* Apply what you read
a) Does the post on recursion agree with each statement: (i) a coworker criticized people for writing recursive functions in embedded code; (ii) the writer ended up solving the perplexing problem iteratively; (iii) most of the writer's coworkers are C programmers? Answer yes or no for each and quote the deciding words of the post.
b) Go on with the post on recursion from the point where it stops.

* Page text
+ + + + +
Sunday, January 16, 2011

Ahhhh, recursion

I had a talk with a coworker of mine where  he chided some people for writing recursive functions in embedded code.  While admittedly you do need to be careful in certain languages in certain environments (where you might have a small stack space), I still think recursion has gotten a bum wrap.  I'm surprised how many of my colleagues dismiss recursion out of hand.  Of course the vast majority of my coworkers are also C programmers which explains a lot.

I realized at work today that I have done more recursive functions in the last 5 months than in my 4 years of working, 3 years of school, and my 1yr of programming prior to going to school (notice how employers never count the programming you did in school?).  I actually ran into a perplexing problem that at first I thought I could solve iteratively, but I eventually wound up doing recursively.

The hardest  part for me about recursion is knowing where in the call stack I am, and knowing when I should return some value I want.  For example, let's do a simple interest calculator function in python...

def calcInterest(principal, savings, interest, years):
    yearly_interest = principal * interest
    principal += savings + yearly_interest
    print "%d: Principal = %d\n" % (years, principal)
+ + + + +
* Stored items from a collection

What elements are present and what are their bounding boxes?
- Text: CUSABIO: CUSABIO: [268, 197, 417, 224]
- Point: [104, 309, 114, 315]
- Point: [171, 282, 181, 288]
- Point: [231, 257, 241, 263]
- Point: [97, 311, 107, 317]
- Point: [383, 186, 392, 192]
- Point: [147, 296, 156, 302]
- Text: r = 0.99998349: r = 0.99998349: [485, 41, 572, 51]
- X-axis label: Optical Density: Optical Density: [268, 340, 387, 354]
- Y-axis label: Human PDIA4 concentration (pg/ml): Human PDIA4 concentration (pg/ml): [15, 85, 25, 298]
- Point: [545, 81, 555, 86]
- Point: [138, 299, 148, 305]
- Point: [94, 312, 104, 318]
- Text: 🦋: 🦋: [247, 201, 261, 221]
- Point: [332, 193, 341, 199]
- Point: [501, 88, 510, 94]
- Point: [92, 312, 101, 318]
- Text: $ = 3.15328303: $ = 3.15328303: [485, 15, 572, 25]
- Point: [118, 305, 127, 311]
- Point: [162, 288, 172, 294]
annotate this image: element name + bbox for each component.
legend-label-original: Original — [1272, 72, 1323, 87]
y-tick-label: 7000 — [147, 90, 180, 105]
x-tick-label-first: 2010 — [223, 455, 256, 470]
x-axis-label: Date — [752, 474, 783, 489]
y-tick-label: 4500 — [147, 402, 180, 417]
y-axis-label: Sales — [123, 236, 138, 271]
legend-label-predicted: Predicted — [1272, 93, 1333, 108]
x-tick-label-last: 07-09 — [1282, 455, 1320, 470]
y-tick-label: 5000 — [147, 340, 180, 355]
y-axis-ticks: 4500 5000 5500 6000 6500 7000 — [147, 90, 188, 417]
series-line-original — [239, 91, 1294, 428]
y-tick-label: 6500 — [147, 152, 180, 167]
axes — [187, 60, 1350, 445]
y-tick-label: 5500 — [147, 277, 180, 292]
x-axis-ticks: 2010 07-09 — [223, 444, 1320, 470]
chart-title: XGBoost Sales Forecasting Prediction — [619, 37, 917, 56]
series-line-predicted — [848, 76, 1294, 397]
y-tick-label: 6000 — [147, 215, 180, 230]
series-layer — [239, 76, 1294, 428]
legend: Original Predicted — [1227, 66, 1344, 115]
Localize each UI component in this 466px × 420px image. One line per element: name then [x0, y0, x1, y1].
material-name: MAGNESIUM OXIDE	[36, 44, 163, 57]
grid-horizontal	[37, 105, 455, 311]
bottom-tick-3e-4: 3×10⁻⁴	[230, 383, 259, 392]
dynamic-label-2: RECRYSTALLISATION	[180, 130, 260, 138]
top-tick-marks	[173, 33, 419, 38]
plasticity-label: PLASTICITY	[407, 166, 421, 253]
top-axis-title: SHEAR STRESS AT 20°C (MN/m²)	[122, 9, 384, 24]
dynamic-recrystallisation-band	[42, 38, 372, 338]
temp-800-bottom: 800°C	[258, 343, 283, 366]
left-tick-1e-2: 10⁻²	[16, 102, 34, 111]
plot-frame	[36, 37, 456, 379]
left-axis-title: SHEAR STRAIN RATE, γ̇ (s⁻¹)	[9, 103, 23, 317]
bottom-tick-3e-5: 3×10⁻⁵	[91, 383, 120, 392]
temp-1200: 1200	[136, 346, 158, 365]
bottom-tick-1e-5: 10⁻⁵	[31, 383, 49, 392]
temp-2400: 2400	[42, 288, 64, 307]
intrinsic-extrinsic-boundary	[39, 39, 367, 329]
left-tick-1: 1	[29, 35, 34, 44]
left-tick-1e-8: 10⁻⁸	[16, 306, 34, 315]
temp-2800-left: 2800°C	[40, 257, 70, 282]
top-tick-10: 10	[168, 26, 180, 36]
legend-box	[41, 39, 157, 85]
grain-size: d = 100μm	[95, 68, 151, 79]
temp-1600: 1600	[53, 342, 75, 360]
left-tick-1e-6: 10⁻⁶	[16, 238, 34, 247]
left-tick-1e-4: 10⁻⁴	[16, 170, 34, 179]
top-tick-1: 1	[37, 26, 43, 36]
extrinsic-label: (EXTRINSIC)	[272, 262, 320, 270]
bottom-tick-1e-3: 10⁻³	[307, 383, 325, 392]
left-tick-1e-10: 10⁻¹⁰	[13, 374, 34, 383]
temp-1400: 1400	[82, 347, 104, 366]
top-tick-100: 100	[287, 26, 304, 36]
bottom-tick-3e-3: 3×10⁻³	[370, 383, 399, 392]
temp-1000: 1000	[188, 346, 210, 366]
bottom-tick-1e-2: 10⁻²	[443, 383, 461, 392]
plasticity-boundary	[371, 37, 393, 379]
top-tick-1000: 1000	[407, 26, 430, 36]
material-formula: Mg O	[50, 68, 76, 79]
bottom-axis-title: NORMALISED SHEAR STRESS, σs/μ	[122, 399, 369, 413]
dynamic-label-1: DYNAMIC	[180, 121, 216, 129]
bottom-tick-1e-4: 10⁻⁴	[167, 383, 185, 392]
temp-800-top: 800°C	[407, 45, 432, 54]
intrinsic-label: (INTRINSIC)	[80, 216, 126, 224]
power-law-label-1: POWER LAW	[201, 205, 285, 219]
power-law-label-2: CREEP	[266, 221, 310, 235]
+ + + + +
* Exercise answers
a)
(i) Yes: "he chided some people for writing recursive functions in embedded code"
(ii) No: "I eventually wound up doing recursively"
(iii) Yes: "the vast majority of my coworkers are also C programmers"

b)
    if years:
        calcInterest(principal, savings, interest, (years - 1))
    else:
        return principal


Do you see the problem with the above function?  No?  Look at the return.  It appears that the base case is when years == 0, so we fall into the else statement and we return the principal right?

Not exactly.  Remember what we are actually doing...we are chaining together a series of functions, so ask yourself what really is returning?  The correct function would be this:


def calcInterest(principal, savings, interest, years):
    yearly_interest = principal * interest
    principal += savings + yearly_interest
    print "%d: Principal = %d\n" % (years, principal)
    if years:
        return calcInterest(principal, savings, interest, (years - 1))
    else:
        return principal

 I have been bitten enough by this that I thought I would pass it along.  Of course, recursion in a language like python or Java which has mutable objects is different from clojure where the objects are immutable.  So how would I write a interest calculate in clojure?
(defn calc-interest
         [ principal savings interest years ]
         (loop [ p principal
                    y years ]
           (if (= 0 y)
             p
             (recur (+ (* p interest) savings p) (dec y)))))

Note that the clojure function goes through the loop one less time than the above python equivalent.  In some ways, recursion in clojure is easier than it is in mutable languages, because the changing state is always being rebound.  If anything the loop/recur in clojure is more similar to a while loop than anything else.  In clojure, the function can directly call itself (self-recursion) but then you have to watch out about potential stack overflow problems.  That's why it's better to use the loop/recur form when possible.